Provided data:
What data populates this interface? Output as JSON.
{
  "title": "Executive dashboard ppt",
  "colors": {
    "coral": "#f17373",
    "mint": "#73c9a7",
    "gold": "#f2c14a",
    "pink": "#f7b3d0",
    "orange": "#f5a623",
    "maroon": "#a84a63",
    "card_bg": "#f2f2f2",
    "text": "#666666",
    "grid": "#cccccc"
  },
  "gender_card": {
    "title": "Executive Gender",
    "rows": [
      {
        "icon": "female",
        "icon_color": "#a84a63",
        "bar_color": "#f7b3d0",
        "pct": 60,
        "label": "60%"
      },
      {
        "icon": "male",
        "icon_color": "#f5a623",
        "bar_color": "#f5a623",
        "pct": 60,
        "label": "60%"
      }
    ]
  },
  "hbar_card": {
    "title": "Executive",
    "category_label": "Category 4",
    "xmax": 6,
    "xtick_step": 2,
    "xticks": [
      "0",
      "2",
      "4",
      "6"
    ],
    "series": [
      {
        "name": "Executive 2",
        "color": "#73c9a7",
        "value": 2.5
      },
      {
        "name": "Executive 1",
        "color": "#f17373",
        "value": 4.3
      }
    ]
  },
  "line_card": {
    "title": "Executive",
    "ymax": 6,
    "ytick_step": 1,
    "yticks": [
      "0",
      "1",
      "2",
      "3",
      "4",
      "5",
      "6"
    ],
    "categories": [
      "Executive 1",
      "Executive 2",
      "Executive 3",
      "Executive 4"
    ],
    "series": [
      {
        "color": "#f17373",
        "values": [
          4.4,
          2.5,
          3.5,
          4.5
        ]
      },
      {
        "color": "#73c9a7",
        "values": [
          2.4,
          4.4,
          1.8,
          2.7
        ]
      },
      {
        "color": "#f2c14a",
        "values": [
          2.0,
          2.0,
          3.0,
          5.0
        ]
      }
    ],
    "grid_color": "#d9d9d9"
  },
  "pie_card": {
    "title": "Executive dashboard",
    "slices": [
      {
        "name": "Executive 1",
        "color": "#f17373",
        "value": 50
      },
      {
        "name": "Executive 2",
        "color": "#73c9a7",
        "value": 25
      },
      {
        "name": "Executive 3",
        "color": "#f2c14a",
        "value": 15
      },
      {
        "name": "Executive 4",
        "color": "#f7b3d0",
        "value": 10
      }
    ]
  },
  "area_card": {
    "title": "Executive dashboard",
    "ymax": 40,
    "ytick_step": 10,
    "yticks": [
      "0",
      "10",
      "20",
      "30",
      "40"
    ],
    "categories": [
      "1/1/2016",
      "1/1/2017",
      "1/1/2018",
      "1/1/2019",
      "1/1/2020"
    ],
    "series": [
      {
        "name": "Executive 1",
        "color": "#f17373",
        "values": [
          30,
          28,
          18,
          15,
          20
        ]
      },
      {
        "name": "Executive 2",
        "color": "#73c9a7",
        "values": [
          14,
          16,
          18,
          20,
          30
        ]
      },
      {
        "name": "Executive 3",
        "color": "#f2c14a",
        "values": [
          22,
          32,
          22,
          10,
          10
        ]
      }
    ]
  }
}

Problem description: Restate all of the entries above precisely.

Output below:
What data populates this interface? Output as JSON.
{
  "title": "Executive dashboard ppt",
  "colors": {
    "coral": "#f17373",
    "mint": "#73c9a7",
    "gold": "#f2c14a",
    "pink": "#f7b3d0",
    "orange": "#f5a623",
    "maroon": "#a84a63",
    "card_bg": "#f2f2f2",
    "text": "#666666",
    "grid": "#cccccc"
  },
  "gender_card": {
    "title": "Executive Gender",
    "rows": [
      {
        "icon": "female",
        "icon_color": "#a84a63",
        "bar_color": "#f7b3d0",
        "pct": 60,
        "label": "60%"
      },
      {
        "icon": "male",
        "icon_color": "#f5a623",
        "bar_color": "#f5a623",
        "pct": 60,
        "label": "60%"
      }
    ]
  },
  "hbar_card": {
    "title": "Executive",
    "category_label": "Category 4",
    "xmax": 6,
    "xtick_step": 2,
    "xticks": [
      "0",
      "2",
      "4",
      "6"
    ],
    "series": [
      {
        "name": "Executive 2",
        "color": "#73c9a7",
        "value": 2.5
      },
      {
        "name": "Executive 1",
        "color": "#f17373",
        "value": 4.3
      }
    ]
  },
  "line_card": {
    "title": "Executive",
    "ymax": 6,
    "ytick_step": 1,
    "yticks": [
      "0",
      "1",
      "2",
      "3",
      "4",
      "5",
      "6"
    ],
    "categories": [
      "Executive 1",
      "Executive 2",
      "Executive 3",
      "Executive 4"
    ],
    "series": [
      {
        "color": "#f17373",
        "values": [
          4.4,
          2.5,
          3.5,
          4.5
        ]
      },
      {
        "color": "#73c9a7",
        "values": [
          2.4,
          4.4,
          1.8,
          2.7
        ]
      },
      {
        "color": "#f2c14a",
        "values": [
          2.0,
          2.0,
          3.0,
          5.0
        ]
      }
    ],
    "grid_color": "#d9d9d9"
  },
  "pie_card": {
    "title": "Executive dashboard",
    "slices": [
      {
        "name": "Executive 1",
        "color": "#f17373",
        "value": 50
      },
      {
        "name": "Executive 2",
        "color": "#73c9a7",
        "value": 25
      },
      {
        "name": "Executive 3",
        "color": "#f2c14a",
        "value": 15
      },
      {
        "name": "Executive 4",
        "color": "#f7b3d0",
        "value": 10
      }
    ]
  },
  "area_card": {
    "title": "Executive dashboard",
    "ymax": 40,
    "ytick_step": 10,
    "yticks": [
      "0",
      "10",
      "20",
      "30",
      "40"
    ],
    "categories": [
      "1/1/2016",
      "1/1/2017",
      "1/1/2018",
      "1/1/2019",
      "1/1/2020"
    ],
    "series": [
      {
        "name": "Executive 1",
        "color": "#f17373",
        "values": [
          30,
          28,
          18,
          15,
          20
        ]
      },
      {
        "name": "Executive 2",
        "color": "#73c9a7",
        "values": [
          14,
          16,
          18,
          20,
          30
        ]
      },
      {
        "name": "Executive 3",
        "color": "#f2c14a",
        "values": [
          22,
          32,
          22,
          10,
          10
        ]
      }
    ]
  }
}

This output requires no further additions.